Data entries for graphics

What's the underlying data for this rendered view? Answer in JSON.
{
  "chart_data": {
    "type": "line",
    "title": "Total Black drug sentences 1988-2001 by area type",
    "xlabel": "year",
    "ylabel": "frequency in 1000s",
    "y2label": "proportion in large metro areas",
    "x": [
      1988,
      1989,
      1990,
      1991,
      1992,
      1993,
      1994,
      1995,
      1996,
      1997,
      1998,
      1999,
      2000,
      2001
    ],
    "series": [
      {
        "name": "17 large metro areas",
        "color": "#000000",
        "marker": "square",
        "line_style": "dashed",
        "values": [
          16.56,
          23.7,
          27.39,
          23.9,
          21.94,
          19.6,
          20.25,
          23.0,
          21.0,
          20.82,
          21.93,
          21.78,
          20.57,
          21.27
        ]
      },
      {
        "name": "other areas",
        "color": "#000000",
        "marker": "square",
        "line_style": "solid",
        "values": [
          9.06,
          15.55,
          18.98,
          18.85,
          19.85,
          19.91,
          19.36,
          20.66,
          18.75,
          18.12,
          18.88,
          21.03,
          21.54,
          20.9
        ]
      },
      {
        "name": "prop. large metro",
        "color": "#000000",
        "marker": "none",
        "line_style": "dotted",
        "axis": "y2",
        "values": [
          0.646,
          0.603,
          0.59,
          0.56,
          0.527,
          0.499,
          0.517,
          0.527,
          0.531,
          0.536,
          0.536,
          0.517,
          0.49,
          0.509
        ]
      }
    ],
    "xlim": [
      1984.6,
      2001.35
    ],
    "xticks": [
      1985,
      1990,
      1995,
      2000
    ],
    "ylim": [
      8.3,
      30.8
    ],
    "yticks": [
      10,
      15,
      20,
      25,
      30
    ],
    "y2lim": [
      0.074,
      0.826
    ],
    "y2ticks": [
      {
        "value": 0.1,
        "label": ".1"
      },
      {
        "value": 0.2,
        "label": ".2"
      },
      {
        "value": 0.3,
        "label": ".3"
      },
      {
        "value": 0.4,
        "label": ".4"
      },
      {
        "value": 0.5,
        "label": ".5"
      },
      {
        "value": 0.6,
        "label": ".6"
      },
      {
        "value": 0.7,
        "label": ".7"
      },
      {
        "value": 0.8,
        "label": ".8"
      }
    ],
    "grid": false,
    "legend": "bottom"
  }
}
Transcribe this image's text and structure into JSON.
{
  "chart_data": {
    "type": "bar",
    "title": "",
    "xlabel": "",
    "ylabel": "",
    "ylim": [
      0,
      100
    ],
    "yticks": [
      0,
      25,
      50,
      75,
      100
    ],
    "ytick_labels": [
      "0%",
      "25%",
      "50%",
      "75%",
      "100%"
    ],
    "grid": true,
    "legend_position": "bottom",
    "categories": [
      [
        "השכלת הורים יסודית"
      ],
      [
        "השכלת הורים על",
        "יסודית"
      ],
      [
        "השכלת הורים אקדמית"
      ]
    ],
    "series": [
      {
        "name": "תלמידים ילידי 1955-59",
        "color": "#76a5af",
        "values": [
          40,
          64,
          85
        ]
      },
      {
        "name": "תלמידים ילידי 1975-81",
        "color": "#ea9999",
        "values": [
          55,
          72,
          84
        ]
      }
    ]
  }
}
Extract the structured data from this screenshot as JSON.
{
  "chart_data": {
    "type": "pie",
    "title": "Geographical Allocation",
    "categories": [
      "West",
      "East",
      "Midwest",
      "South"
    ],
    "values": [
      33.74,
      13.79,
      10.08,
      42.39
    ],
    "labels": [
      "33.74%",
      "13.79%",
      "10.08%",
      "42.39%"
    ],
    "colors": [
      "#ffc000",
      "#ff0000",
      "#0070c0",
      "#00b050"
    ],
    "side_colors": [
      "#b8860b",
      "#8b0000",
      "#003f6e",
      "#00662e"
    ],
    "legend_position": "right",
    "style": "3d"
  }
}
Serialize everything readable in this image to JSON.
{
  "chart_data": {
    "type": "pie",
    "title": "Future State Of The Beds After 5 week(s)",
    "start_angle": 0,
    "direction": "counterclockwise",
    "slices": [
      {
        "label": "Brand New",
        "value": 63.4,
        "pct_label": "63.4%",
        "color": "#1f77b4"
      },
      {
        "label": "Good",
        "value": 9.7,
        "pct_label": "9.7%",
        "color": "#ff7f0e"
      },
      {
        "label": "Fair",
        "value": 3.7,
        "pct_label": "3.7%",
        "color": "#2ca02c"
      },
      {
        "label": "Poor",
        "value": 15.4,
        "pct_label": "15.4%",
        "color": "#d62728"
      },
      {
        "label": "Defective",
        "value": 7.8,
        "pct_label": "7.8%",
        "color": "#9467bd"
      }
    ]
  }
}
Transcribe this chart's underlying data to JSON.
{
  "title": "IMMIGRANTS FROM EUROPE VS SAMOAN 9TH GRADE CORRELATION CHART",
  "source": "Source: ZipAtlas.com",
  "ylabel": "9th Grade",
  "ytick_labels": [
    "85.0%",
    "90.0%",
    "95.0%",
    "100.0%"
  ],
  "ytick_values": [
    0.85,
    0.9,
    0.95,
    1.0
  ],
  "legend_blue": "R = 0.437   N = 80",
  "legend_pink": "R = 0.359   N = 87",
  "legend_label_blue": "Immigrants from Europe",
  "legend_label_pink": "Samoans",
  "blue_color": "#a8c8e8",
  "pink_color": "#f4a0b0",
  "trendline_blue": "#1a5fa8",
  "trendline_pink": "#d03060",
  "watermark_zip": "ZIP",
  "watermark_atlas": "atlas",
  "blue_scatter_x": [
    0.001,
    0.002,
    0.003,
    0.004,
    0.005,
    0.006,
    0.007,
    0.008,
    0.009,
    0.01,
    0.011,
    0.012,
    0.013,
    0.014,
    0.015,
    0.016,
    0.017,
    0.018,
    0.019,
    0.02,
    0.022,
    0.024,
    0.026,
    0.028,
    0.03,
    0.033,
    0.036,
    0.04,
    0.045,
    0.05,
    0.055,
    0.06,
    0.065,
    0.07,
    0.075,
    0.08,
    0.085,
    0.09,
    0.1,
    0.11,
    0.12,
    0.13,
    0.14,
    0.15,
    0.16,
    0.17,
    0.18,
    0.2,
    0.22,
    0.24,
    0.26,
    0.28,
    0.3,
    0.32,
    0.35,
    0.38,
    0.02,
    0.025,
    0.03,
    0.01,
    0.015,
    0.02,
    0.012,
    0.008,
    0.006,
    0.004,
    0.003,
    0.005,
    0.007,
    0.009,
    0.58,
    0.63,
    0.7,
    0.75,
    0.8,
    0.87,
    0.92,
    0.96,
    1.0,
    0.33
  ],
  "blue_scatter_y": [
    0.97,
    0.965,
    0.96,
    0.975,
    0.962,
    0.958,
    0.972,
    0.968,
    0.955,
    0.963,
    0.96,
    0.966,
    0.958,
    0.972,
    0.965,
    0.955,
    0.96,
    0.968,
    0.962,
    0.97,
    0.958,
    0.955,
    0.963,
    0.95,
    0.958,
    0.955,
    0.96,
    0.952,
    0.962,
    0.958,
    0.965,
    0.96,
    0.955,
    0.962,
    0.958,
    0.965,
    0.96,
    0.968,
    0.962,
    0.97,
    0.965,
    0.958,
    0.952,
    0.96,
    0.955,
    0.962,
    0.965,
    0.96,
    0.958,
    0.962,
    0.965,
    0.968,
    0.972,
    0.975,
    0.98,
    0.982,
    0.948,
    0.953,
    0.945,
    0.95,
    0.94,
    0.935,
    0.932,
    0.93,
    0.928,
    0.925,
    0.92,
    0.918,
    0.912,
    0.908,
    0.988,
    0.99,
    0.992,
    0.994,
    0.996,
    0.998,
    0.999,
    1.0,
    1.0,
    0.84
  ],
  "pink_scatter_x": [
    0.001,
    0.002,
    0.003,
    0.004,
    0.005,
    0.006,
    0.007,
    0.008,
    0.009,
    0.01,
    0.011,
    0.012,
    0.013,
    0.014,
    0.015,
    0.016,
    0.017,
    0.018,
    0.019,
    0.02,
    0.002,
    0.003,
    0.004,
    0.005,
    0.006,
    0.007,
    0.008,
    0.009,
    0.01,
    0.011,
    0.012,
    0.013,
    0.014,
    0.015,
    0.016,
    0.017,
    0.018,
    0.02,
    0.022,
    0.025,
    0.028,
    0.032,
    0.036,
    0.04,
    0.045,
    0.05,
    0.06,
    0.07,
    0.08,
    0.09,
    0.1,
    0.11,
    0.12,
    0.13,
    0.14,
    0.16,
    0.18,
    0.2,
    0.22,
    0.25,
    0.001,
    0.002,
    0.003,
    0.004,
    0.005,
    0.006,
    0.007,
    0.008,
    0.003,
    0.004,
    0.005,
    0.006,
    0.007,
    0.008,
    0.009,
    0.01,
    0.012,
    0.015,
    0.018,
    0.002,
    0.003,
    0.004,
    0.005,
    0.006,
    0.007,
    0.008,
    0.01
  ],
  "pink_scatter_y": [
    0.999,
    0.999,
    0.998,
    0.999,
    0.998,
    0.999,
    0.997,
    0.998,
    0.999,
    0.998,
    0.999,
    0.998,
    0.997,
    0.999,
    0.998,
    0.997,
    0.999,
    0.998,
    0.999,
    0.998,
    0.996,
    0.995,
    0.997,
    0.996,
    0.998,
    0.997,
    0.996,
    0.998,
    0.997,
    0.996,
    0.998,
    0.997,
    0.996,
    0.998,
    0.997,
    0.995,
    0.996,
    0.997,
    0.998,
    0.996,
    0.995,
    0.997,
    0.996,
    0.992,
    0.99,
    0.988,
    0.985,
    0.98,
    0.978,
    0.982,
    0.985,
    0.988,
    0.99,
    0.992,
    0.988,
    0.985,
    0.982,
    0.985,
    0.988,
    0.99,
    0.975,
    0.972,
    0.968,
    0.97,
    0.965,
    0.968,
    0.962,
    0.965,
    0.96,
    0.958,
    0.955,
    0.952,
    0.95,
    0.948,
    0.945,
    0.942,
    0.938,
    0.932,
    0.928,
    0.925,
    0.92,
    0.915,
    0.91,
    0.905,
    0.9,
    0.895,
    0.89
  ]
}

What the task asks
Pull out every line of the entries that includes the word "Transcribe".

Solution to this exercise
Transcribe this image's text and structure into JSON.
Transcribe this chart's underlying data to JSON.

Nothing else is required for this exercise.